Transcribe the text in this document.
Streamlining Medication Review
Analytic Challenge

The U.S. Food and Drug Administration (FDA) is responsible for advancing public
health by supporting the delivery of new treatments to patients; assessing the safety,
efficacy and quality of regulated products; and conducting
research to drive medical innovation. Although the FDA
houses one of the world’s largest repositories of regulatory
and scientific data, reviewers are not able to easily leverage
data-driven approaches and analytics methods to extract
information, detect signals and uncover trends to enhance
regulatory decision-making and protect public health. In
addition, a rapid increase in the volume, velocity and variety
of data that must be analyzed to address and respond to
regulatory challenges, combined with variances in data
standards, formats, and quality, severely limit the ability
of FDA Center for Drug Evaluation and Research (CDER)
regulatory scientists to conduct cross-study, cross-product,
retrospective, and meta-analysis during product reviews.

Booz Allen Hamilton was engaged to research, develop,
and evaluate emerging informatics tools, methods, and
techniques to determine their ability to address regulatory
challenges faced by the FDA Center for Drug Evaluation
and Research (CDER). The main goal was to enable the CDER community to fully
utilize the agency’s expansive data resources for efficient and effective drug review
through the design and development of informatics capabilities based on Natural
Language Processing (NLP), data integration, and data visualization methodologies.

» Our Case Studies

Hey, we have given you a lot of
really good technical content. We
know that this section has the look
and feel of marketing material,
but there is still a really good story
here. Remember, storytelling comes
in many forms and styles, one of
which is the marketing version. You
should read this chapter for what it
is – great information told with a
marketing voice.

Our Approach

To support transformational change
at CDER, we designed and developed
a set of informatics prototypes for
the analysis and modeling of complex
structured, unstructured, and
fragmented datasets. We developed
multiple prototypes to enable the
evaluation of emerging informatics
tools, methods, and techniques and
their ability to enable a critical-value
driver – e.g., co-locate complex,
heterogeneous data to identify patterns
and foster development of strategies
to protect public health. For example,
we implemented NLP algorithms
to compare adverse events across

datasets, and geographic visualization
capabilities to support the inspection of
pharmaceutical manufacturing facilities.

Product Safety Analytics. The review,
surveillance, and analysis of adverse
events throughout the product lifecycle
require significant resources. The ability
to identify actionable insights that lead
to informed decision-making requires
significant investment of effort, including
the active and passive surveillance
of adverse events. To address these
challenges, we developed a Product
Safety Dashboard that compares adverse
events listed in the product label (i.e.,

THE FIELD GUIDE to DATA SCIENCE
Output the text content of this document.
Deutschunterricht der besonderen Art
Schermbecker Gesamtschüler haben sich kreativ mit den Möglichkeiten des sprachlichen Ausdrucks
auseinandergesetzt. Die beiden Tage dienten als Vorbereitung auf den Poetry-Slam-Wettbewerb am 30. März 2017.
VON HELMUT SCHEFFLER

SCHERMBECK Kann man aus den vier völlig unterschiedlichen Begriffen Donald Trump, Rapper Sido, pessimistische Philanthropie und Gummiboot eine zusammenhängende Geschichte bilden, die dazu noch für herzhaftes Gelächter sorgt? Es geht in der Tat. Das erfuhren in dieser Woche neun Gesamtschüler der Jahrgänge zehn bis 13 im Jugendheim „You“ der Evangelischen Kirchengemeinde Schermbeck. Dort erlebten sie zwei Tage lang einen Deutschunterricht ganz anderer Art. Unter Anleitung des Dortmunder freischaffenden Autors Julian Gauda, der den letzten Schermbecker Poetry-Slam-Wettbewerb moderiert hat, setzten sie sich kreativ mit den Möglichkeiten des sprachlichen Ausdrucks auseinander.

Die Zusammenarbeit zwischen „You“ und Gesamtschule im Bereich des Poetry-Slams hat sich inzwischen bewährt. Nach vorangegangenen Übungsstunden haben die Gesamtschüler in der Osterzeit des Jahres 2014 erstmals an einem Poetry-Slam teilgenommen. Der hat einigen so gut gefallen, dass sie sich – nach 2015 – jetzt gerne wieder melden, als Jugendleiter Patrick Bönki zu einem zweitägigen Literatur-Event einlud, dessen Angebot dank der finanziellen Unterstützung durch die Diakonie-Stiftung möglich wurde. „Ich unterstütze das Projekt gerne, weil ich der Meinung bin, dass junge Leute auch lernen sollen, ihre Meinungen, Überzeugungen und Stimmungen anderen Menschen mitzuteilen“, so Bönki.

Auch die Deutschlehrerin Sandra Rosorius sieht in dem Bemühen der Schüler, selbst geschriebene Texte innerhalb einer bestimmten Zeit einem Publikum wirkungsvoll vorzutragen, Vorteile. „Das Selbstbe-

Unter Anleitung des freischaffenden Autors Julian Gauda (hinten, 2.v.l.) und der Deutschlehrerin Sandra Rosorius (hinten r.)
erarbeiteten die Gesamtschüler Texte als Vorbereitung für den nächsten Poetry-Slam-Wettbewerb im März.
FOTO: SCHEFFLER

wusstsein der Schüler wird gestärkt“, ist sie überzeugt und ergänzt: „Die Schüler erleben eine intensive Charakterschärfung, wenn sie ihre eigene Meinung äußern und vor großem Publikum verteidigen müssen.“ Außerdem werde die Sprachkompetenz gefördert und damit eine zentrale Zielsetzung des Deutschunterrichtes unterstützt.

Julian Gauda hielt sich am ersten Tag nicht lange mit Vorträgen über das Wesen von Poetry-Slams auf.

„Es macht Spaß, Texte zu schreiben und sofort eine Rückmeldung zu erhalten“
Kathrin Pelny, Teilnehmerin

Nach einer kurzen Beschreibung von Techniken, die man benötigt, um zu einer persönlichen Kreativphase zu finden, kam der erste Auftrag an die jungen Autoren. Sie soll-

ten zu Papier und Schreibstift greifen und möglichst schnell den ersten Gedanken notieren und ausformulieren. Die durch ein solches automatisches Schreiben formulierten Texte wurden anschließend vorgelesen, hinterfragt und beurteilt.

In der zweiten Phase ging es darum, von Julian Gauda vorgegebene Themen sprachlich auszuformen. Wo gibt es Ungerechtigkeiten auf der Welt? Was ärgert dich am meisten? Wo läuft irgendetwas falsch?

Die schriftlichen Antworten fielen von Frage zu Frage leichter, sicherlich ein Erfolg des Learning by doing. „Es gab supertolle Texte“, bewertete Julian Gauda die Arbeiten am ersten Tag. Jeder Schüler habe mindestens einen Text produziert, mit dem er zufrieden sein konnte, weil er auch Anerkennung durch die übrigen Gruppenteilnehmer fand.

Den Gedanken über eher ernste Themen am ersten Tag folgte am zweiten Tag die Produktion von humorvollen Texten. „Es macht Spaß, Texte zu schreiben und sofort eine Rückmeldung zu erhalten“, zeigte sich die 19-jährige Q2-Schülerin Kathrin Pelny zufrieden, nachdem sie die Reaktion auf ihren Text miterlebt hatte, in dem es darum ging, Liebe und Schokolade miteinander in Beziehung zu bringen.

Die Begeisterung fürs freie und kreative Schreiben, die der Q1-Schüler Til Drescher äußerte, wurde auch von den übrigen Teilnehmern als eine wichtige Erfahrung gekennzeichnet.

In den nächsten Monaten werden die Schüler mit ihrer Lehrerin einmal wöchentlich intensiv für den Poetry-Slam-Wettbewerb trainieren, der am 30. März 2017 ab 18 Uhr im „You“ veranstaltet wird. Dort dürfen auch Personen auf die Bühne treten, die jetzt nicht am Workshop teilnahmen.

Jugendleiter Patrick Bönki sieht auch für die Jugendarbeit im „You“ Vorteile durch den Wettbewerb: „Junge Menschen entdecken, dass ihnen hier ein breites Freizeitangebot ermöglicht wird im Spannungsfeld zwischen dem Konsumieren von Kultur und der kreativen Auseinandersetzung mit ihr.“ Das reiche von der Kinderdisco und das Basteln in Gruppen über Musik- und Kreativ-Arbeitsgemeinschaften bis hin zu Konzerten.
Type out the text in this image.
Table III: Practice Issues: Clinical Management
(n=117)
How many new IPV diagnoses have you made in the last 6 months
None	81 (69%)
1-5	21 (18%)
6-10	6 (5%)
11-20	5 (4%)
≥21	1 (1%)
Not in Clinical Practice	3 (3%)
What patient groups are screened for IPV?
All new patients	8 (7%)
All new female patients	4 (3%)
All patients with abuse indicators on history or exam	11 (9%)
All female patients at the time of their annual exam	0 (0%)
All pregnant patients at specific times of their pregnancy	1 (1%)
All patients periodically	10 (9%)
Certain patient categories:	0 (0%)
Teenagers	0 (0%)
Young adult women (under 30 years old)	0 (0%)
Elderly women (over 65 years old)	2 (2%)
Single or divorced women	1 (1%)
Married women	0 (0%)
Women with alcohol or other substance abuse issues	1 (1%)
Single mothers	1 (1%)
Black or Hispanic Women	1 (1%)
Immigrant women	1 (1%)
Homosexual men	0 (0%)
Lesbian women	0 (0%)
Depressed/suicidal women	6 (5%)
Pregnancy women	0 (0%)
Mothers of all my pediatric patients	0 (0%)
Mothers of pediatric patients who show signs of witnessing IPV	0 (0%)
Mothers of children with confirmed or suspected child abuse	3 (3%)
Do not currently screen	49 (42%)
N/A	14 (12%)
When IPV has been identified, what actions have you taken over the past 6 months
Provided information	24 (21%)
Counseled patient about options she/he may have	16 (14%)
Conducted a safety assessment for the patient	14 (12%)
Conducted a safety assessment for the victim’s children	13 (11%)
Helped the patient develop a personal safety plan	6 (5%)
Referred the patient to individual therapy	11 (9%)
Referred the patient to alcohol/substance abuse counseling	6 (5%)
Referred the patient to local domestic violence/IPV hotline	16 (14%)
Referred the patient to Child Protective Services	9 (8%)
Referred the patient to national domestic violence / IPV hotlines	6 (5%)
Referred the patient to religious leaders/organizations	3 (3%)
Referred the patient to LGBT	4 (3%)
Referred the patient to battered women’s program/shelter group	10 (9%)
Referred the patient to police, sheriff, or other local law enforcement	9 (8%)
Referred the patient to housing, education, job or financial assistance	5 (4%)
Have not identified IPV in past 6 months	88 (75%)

• **Task description**:
How many lines of the entries above include the word "datasets"? Reply with the number alone.

• **Output**:
2